Element and region data:
## START

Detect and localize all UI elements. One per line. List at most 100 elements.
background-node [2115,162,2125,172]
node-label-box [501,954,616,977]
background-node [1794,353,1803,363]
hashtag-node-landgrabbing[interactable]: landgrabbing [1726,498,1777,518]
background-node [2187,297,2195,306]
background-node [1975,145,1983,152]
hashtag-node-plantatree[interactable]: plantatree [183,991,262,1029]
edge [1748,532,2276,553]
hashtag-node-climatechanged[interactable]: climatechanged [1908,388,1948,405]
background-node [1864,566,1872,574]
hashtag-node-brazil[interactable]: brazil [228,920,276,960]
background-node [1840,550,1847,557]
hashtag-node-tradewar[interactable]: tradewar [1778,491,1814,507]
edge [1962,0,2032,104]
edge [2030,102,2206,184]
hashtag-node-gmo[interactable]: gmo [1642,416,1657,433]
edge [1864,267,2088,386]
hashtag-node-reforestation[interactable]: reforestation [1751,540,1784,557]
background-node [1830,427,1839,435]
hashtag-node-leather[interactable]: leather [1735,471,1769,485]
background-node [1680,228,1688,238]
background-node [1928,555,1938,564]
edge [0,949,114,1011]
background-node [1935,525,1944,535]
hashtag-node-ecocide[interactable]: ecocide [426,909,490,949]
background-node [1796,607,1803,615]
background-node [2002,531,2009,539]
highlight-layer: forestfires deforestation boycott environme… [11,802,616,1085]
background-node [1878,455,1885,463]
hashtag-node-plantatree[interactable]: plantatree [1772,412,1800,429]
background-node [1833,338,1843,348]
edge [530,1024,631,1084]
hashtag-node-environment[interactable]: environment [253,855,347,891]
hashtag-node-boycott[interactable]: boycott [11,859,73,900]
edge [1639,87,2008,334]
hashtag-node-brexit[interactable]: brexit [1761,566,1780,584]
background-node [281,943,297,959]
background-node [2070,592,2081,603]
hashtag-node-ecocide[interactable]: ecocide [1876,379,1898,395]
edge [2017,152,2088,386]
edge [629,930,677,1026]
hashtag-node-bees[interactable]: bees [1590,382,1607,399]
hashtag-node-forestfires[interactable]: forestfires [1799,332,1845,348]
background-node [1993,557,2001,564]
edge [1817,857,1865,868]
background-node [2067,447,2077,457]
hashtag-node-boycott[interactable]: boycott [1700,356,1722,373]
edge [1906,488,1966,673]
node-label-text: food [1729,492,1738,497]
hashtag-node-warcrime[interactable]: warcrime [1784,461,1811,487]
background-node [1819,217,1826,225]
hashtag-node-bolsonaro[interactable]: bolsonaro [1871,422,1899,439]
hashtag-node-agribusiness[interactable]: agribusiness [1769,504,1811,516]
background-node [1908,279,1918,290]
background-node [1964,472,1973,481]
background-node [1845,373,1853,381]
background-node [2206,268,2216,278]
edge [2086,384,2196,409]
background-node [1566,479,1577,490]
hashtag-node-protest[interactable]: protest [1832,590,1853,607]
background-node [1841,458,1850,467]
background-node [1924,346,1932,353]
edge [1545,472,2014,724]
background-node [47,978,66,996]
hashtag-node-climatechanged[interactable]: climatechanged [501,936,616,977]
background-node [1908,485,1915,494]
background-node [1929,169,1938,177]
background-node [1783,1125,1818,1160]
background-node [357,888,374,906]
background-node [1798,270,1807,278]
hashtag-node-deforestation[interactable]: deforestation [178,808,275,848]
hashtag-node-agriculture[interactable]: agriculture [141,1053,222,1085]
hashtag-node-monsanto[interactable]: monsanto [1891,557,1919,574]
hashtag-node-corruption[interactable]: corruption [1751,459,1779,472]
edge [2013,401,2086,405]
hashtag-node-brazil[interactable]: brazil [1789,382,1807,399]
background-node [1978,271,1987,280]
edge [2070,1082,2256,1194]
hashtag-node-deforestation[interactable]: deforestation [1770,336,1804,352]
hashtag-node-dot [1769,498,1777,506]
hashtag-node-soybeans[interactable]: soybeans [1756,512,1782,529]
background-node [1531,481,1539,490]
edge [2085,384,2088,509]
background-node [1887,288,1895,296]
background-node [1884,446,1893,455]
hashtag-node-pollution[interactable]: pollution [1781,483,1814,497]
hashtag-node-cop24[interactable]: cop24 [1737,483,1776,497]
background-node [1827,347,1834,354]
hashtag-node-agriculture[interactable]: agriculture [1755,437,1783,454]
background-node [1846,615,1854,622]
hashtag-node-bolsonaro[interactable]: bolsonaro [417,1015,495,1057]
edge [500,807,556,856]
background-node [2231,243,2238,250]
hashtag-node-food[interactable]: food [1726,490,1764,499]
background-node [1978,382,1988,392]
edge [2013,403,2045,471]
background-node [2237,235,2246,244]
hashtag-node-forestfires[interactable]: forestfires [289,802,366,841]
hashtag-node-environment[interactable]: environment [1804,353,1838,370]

## END

Short exercise »
Please copy every line of the records above word for word.

Task response »
Detect and localize all UI elements. One per line. List at most 100 elements.
background-node [2115,162,2125,172]
node-label-box [501,954,616,977]
background-node [1794,353,1803,363]
hashtag-node-landgrabbing[interactable]: landgrabbing [1726,498,1777,518]
background-node [2187,297,2195,306]
background-node [1975,145,1983,152]
hashtag-node-plantatree[interactable]: plantatree [183,991,262,1029]
edge [1748,532,2276,553]
hashtag-node-climatechanged[interactable]: climatechanged [1908,388,1948,405]
background-node [1864,566,1872,574]
hashtag-node-brazil[interactable]: brazil [228,920,276,960]
background-node [1840,550,1847,557]
hashtag-node-tradewar[interactable]: tradewar [1778,491,1814,507]
edge [1962,0,2032,104]
edge [2030,102,2206,184]
hashtag-node-gmo[interactable]: gmo [1642,416,1657,433]
edge [1864,267,2088,386]
hashtag-node-reforestation[interactable]: reforestation [1751,540,1784,557]
background-node [1830,427,1839,435]
hashtag-node-leather[interactable]: leather [1735,471,1769,485]
background-node [1680,228,1688,238]
background-node [1928,555,1938,564]
edge [0,949,114,1011]
background-node [1935,525,1944,535]
hashtag-node-ecocide[interactable]: ecocide [426,909,490,949]
background-node [1796,607,1803,615]
background-node [2002,531,2009,539]
highlight-layer: forestfires deforestation boycott environme… [11,802,616,1085]
background-node [1878,455,1885,463]
hashtag-node-plantatree[interactable]: plantatree [1772,412,1800,429]
background-node [1833,338,1843,348]
edge [530,1024,631,1084]
hashtag-node-environment[interactable]: environment [253,855,347,891]
hashtag-node-boycott[interactable]: boycott [11,859,73,900]
edge [1639,87,2008,334]
hashtag-node-brexit[interactable]: brexit [1761,566,1780,584]
background-node [281,943,297,959]
background-node [2070,592,2081,603]
hashtag-node-ecocide[interactable]: ecocide [1876,379,1898,395]
edge [2017,152,2088,386]
edge [629,930,677,1026]
hashtag-node-bees[interactable]: bees [1590,382,1607,399]
hashtag-node-forestfires[interactable]: forestfires [1799,332,1845,348]
background-node [1993,557,2001,564]
edge [1817,857,1865,868]
background-node [2067,447,2077,457]
hashtag-node-boycott[interactable]: boycott [1700,356,1722,373]
edge [1906,488,1966,673]
node-label-text: food [1729,492,1738,497]
hashtag-node-warcrime[interactable]: warcrime [1784,461,1811,487]
background-node [1819,217,1826,225]
hashtag-node-bolsonaro[interactable]: bolsonaro [1871,422,1899,439]
hashtag-node-agribusiness[interactable]: agribusiness [1769,504,1811,516]
background-node [1908,279,1918,290]
background-node [1964,472,1973,481]
background-node [1845,373,1853,381]
background-node [2206,268,2216,278]
edge [2086,384,2196,409]
background-node [1566,479,1577,490]
hashtag-node-protest[interactable]: protest [1832,590,1853,607]
background-node [1841,458,1850,467]
background-node [1924,346,1932,353]
edge [1545,472,2014,724]
background-node [47,978,66,996]
hashtag-node-climatechanged[interactable]: climatechanged [501,936,616,977]
background-node [1908,485,1915,494]
background-node [1929,169,1938,177]
background-node [1783,1125,1818,1160]
background-node [357,888,374,906]
background-node [1798,270,1807,278]
hashtag-node-deforestation[interactable]: deforestation [178,808,275,848]
hashtag-node-agriculture[interactable]: agriculture [141,1053,222,1085]
hashtag-node-monsanto[interactable]: monsanto [1891,557,1919,574]
hashtag-node-corruption[interactable]: corruption [1751,459,1779,472]
edge [2013,401,2086,405]
hashtag-node-brazil[interactable]: brazil [1789,382,1807,399]
background-node [1978,271,1987,280]
edge [2070,1082,2256,1194]
hashtag-node-deforestation[interactable]: deforestation [1770,336,1804,352]
hashtag-node-dot [1769,498,1777,506]
hashtag-node-soybeans[interactable]: soybeans [1756,512,1782,529]
background-node [1531,481,1539,490]
edge [2085,384,2088,509]
background-node [1887,288,1895,296]
background-node [1884,446,1893,455]
hashtag-node-pollution[interactable]: pollution [1781,483,1814,497]
hashtag-node-cop24[interactable]: cop24 [1737,483,1776,497]
background-node [1827,347,1834,354]
hashtag-node-agriculture[interactable]: agriculture [1755,437,1783,454]
background-node [1846,615,1854,622]
hashtag-node-bolsonaro[interactable]: bolsonaro [417,1015,495,1057]
edge [500,807,556,856]
background-node [2231,243,2238,250]
hashtag-node-food[interactable]: food [1726,490,1764,499]
background-node [1978,382,1988,392]
edge [2013,403,2045,471]
background-node [2237,235,2246,244]
hashtag-node-forestfires[interactable]: forestfires [289,802,366,841]
hashtag-node-environment[interactable]: environment [1804,353,1838,370]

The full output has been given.